▶ [Goal]: Copy out each line featuring the string "structured" from the entries beneath.

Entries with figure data
·····

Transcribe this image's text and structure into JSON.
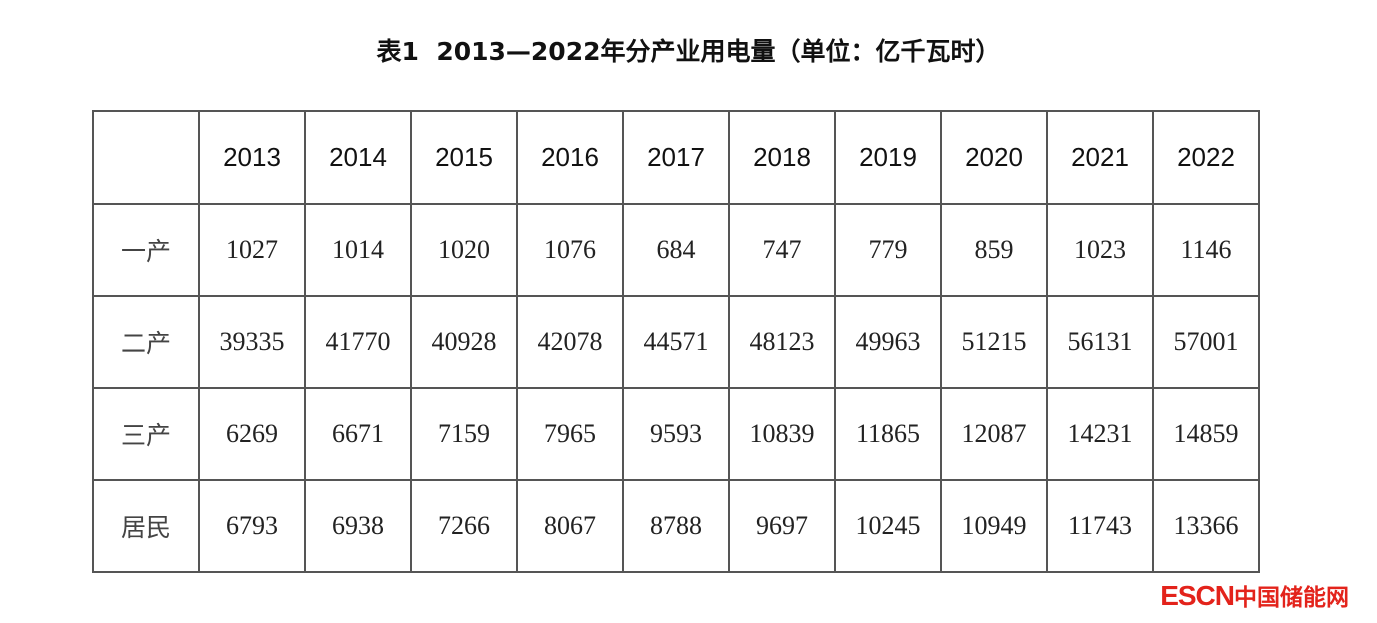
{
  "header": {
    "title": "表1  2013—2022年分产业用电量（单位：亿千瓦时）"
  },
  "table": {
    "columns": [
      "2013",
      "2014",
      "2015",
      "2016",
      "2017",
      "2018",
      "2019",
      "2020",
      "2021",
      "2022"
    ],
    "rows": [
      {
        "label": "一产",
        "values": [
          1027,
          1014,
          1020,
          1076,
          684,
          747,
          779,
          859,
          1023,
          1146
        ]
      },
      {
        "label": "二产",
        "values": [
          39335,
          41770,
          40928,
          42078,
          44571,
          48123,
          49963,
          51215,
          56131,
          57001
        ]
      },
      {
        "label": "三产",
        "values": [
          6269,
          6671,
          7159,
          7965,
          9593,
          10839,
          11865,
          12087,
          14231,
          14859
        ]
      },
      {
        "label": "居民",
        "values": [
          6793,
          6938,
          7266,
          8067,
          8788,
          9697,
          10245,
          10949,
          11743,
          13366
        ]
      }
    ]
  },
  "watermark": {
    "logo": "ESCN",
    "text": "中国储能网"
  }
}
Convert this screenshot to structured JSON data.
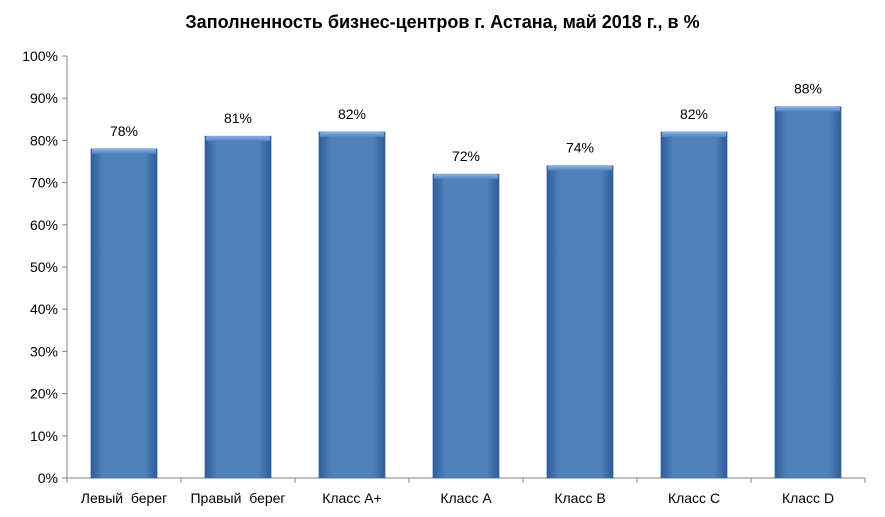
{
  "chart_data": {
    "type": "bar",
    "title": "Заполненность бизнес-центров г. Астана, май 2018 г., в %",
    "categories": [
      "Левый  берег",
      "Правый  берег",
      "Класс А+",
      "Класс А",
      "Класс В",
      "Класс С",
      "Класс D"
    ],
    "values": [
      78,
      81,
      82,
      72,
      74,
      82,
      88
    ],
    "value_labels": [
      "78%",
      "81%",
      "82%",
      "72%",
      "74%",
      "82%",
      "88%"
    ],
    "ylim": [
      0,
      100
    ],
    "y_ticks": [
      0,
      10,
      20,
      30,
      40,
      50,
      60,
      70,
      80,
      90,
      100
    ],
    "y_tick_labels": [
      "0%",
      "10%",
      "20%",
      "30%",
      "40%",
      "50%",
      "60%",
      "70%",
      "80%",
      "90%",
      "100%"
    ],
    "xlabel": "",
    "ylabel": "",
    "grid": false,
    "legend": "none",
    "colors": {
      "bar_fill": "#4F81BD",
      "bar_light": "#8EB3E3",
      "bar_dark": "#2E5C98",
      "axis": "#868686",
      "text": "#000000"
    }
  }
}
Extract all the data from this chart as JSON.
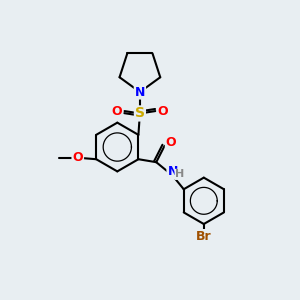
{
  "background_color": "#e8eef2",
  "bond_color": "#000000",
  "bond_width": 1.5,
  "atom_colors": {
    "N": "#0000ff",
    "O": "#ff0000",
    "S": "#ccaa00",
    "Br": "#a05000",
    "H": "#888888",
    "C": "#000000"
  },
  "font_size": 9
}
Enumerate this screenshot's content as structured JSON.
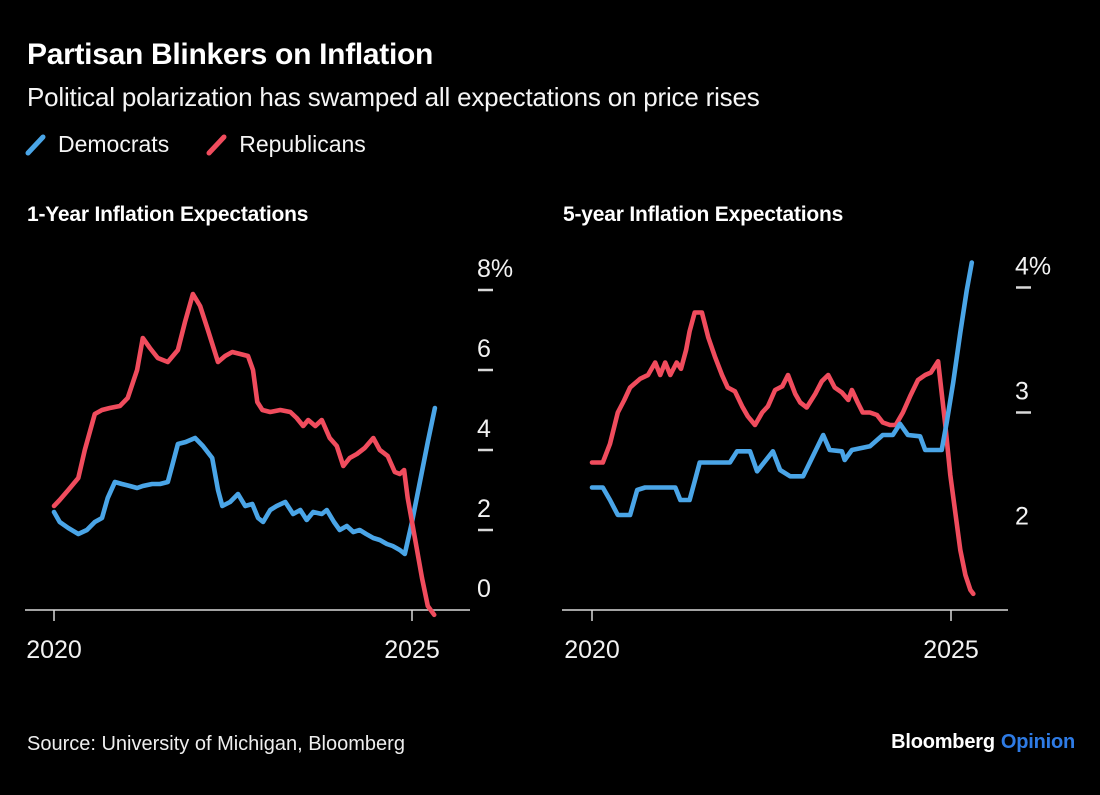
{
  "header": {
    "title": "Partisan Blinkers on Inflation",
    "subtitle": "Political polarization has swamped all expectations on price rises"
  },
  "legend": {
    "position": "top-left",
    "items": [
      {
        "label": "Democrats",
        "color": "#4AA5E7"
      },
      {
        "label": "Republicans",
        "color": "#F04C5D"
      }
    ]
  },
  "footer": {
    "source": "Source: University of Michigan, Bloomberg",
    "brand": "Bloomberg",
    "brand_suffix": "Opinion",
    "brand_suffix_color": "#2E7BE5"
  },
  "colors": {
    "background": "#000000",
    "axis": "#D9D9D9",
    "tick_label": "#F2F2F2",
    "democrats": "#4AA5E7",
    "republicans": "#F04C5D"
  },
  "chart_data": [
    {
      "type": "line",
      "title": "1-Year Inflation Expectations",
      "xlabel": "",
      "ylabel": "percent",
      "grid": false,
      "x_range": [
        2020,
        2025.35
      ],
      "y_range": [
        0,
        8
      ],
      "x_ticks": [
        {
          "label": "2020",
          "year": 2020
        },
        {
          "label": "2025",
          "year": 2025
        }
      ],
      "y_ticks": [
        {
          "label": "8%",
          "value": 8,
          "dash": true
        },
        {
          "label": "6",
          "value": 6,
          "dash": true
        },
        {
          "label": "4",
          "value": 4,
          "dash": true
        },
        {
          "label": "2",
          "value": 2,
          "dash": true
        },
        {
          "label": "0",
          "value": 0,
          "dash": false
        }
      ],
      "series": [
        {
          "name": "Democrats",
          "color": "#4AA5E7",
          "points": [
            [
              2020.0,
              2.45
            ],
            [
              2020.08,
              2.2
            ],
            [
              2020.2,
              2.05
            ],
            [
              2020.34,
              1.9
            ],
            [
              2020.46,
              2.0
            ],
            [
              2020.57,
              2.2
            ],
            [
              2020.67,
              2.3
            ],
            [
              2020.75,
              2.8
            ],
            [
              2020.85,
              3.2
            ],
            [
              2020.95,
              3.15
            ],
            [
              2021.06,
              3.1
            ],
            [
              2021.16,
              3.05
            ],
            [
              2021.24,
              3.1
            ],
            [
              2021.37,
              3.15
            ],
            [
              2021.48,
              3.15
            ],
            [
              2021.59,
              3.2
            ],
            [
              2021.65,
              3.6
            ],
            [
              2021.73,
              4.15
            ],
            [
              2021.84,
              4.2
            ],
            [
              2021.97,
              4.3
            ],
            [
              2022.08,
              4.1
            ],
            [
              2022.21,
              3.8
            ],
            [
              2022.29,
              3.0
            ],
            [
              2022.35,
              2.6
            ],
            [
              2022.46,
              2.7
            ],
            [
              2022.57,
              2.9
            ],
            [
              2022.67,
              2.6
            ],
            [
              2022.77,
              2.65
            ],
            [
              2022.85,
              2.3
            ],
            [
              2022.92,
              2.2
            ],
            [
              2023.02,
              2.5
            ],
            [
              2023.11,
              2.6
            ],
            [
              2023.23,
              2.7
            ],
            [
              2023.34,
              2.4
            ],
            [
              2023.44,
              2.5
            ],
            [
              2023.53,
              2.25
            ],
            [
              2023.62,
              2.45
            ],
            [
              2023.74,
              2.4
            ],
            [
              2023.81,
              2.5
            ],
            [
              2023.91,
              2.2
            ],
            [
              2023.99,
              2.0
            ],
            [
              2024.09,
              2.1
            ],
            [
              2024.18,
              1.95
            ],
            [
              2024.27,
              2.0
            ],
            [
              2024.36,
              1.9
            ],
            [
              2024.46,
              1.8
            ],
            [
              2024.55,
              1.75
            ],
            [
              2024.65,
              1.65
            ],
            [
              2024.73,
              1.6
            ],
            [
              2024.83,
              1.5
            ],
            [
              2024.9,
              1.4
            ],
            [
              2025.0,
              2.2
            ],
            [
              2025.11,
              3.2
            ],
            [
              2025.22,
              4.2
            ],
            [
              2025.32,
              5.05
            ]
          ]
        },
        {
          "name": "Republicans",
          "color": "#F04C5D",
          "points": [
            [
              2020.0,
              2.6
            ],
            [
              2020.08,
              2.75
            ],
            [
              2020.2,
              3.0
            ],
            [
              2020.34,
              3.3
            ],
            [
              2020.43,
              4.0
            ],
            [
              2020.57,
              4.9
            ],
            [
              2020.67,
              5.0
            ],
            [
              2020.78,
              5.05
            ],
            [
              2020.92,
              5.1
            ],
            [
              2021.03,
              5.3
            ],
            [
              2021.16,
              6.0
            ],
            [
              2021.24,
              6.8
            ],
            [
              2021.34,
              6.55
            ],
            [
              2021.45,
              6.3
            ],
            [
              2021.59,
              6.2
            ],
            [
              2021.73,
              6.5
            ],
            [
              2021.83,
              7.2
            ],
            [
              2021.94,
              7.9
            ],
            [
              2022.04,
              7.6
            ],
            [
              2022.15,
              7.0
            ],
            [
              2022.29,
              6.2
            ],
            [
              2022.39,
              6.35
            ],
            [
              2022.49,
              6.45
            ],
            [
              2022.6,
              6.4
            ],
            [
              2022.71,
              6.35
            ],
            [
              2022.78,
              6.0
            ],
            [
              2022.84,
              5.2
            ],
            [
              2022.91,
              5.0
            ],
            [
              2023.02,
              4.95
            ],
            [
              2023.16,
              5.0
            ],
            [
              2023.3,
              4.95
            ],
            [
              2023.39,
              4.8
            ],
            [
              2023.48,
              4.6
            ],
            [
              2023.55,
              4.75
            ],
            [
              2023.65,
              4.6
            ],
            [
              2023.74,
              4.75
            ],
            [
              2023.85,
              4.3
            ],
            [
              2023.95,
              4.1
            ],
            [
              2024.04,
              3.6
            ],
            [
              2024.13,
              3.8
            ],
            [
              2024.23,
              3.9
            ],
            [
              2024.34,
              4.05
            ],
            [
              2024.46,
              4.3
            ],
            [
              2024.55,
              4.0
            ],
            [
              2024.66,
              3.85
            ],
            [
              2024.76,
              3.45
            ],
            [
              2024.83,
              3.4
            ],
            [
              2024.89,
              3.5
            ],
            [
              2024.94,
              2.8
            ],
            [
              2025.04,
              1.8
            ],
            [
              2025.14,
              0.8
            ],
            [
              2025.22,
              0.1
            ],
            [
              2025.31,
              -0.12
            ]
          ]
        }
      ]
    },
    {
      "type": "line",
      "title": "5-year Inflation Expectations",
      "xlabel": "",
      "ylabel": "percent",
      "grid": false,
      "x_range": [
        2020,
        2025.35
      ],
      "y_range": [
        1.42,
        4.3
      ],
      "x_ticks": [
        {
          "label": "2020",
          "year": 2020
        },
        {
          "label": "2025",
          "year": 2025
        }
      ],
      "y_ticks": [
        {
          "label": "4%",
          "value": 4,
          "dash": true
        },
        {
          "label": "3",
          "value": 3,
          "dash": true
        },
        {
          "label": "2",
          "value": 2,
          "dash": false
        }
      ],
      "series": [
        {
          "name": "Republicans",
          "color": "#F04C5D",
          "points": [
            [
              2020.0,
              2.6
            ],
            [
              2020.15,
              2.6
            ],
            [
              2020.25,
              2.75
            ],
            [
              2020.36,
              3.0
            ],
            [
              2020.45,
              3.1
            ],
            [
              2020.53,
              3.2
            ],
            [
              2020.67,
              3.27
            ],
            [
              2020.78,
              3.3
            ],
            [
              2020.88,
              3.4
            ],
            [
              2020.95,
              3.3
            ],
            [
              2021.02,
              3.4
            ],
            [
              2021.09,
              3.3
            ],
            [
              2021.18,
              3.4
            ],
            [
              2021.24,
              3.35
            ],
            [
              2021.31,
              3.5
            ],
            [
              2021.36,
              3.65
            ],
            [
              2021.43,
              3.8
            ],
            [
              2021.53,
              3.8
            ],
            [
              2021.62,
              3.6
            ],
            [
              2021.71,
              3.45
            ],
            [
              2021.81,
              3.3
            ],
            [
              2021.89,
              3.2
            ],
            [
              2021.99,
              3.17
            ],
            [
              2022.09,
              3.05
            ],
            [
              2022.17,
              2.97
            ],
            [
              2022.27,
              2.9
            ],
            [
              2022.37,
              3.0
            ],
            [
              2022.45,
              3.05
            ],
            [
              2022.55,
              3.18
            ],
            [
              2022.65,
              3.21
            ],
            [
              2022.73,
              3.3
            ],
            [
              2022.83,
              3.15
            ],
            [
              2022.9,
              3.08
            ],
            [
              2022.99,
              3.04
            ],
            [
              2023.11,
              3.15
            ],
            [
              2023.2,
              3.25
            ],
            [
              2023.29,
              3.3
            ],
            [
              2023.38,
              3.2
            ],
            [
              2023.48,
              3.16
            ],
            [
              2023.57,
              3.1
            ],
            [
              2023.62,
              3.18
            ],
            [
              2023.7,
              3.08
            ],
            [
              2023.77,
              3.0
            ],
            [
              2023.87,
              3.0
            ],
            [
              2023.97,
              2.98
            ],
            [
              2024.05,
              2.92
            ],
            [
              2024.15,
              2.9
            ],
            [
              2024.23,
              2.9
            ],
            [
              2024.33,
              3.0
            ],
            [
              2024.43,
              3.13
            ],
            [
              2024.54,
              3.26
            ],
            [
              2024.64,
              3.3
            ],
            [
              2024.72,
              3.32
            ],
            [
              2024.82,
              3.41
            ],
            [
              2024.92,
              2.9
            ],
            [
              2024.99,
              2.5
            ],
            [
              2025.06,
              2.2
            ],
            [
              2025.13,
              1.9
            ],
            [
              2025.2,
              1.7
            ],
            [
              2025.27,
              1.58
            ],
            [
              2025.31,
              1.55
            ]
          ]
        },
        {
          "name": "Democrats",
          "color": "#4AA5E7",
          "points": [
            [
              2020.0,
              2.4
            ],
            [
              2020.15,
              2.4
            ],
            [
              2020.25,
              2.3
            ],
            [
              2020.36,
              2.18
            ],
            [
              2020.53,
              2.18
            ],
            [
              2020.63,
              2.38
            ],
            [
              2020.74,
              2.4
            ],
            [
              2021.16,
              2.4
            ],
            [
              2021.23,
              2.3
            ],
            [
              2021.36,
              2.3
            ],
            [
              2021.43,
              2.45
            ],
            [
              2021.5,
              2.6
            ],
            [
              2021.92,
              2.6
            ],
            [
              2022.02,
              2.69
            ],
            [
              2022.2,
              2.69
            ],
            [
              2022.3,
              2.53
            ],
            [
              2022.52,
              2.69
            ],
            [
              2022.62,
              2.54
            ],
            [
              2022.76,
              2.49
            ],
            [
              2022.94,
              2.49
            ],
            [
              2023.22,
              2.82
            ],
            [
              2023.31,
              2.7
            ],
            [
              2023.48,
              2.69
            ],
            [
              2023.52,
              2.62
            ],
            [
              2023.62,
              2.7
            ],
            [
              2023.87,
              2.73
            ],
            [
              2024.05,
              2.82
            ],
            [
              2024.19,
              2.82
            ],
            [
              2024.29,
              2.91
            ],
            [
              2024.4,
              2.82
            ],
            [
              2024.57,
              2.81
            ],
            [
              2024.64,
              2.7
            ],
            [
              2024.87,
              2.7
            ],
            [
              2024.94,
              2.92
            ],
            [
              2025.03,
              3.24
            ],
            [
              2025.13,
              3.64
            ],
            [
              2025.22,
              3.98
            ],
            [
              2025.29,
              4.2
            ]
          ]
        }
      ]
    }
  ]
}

·····

▶ [Exercise output]:
Convert this screenshot to structured JSON data.
Enumerate this screenshot's content as structured JSON.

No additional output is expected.